Return all the data, word for word.

[Dataset items]
▼
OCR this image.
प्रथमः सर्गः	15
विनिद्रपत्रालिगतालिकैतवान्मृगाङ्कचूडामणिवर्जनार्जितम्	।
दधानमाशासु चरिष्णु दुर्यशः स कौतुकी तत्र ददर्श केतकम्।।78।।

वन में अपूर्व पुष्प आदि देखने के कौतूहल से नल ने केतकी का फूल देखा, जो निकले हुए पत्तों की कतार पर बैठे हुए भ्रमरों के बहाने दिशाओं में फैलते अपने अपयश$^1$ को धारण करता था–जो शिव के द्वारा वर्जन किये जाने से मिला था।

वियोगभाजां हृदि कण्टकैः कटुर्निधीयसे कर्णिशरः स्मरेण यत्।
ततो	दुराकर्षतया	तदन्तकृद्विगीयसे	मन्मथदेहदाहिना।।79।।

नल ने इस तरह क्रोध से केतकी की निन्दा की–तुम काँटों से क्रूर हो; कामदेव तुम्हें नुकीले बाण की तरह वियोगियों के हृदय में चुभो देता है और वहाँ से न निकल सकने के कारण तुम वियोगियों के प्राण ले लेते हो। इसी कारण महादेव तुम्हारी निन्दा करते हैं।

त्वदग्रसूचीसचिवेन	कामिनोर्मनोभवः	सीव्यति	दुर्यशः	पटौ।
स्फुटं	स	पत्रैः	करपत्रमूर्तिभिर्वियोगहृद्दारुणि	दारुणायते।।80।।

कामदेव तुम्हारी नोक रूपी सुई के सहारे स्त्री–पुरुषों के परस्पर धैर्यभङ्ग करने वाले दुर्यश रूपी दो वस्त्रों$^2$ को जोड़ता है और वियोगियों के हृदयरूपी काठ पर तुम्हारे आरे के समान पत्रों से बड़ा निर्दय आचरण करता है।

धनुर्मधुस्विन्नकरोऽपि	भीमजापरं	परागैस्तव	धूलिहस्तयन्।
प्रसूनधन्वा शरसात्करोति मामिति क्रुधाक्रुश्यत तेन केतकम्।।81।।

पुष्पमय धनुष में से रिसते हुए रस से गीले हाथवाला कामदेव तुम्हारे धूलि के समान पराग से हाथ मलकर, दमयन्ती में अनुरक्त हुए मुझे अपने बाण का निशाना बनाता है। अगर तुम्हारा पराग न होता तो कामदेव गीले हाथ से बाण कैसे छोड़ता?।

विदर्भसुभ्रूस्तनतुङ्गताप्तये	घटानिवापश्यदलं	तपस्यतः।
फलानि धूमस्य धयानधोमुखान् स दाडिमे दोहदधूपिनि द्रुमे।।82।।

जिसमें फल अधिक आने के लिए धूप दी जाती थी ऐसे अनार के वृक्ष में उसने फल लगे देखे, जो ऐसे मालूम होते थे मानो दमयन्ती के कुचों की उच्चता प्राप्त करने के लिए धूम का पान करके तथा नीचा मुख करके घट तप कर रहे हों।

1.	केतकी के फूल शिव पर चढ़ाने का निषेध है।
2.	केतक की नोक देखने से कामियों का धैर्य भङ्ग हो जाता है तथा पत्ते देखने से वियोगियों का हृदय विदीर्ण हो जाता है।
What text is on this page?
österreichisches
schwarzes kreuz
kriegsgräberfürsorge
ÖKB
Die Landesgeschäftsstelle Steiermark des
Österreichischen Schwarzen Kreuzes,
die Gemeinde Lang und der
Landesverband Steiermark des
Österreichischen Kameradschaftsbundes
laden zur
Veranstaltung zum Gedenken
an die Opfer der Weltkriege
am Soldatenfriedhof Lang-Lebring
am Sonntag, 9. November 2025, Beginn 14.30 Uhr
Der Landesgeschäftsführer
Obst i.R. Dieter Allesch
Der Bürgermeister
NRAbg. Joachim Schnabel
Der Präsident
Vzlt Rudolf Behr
▲
— Finished exercise —
OCR this image.
प्रथमः सर्गः	15
विनिद्रपत्रालिगतालिकैतवान्मृगाङ्कचूडामणिवर्जनार्जितम्	।
दधानमाशासु चरिष्णु दुर्यशः स कौतुकी तत्र ददर्श केतकम्।।78।।

वन में अपूर्व पुष्प आदि देखने के कौतूहल से नल ने केतकी का फूल देखा, जो निकले हुए पत्तों की कतार पर बैठे हुए भ्रमरों के बहाने दिशाओं में फैलते अपने अपयश$^1$ को धारण करता था–जो शिव के द्वारा वर्जन किये जाने से मिला था।

वियोगभाजां हृदि कण्टकैः कटुर्निधीयसे कर्णिशरः स्मरेण यत्।
ततो	दुराकर्षतया	तदन्तकृद्विगीयसे	मन्मथदेहदाहिना।।79।।

नल ने इस तरह क्रोध से केतकी की निन्दा की–तुम काँटों से क्रूर हो; कामदेव तुम्हें नुकीले बाण की तरह वियोगियों के हृदय में चुभो देता है और वहाँ से न निकल सकने के कारण तुम वियोगियों के प्राण ले लेते हो। इसी कारण महादेव तुम्हारी निन्दा करते हैं।

त्वदग्रसूचीसचिवेन	कामिनोर्मनोभवः	सीव्यति	दुर्यशः	पटौ।
स्फुटं	स	पत्रैः	करपत्रमूर्तिभिर्वियोगहृद्दारुणि	दारुणायते।।80।।

कामदेव तुम्हारी नोक रूपी सुई के सहारे स्त्री–पुरुषों के परस्पर धैर्यभङ्ग करने वाले दुर्यश रूपी दो वस्त्रों$^2$ को जोड़ता है और वियोगियों के हृदयरूपी काठ पर तुम्हारे आरे के समान पत्रों से बड़ा निर्दय आचरण करता है।

धनुर्मधुस्विन्नकरोऽपि	भीमजापरं	परागैस्तव	धूलिहस्तयन्।
प्रसूनधन्वा शरसात्करोति मामिति क्रुधाक्रुश्यत तेन केतकम्।।81।।

पुष्पमय धनुष में से रिसते हुए रस से गीले हाथवाला कामदेव तुम्हारे धूलि के समान पराग से हाथ मलकर, दमयन्ती में अनुरक्त हुए मुझे अपने बाण का निशाना बनाता है। अगर तुम्हारा पराग न होता तो कामदेव गीले हाथ से बाण कैसे छोड़ता?।

विदर्भसुभ्रूस्तनतुङ्गताप्तये	घटानिवापश्यदलं	तपस्यतः।
फलानि धूमस्य धयानधोमुखान् स दाडिमे दोहदधूपिनि द्रुमे।।82।।

जिसमें फल अधिक आने के लिए धूप दी जाती थी ऐसे अनार के वृक्ष में उसने फल लगे देखे, जो ऐसे मालूम होते थे मानो दमयन्ती के कुचों की उच्चता प्राप्त करने के लिए धूम का पान करके तथा नीचा मुख करके घट तप कर रहे हों।

1.	केतकी के फूल शिव पर चढ़ाने का निषेध है।
2.	केतक की नोक देखने से कामियों का धैर्य भङ्ग हो जाता है तथा पत्ते देखने से वियोगियों का हृदय विदीर्ण हो जाता है।
What text is on this page?
österreichisches
schwarzes kreuz
kriegsgräberfürsorge
ÖKB
Die Landesgeschäftsstelle Steiermark des
Österreichischen Schwarzen Kreuzes,
die Gemeinde Lang und der
Landesverband Steiermark des
Österreichischen Kameradschaftsbundes
laden zur
Veranstaltung zum Gedenken
an die Opfer der Weltkriege
am Soldatenfriedhof Lang-Lebring
am Sonntag, 9. November 2025, Beginn 14.30 Uhr
Der Landesgeschäftsführer
Obst i.R. Dieter Allesch
Der Bürgermeister
NRAbg. Joachim Schnabel
Der Präsident
Vzlt Rudolf Behr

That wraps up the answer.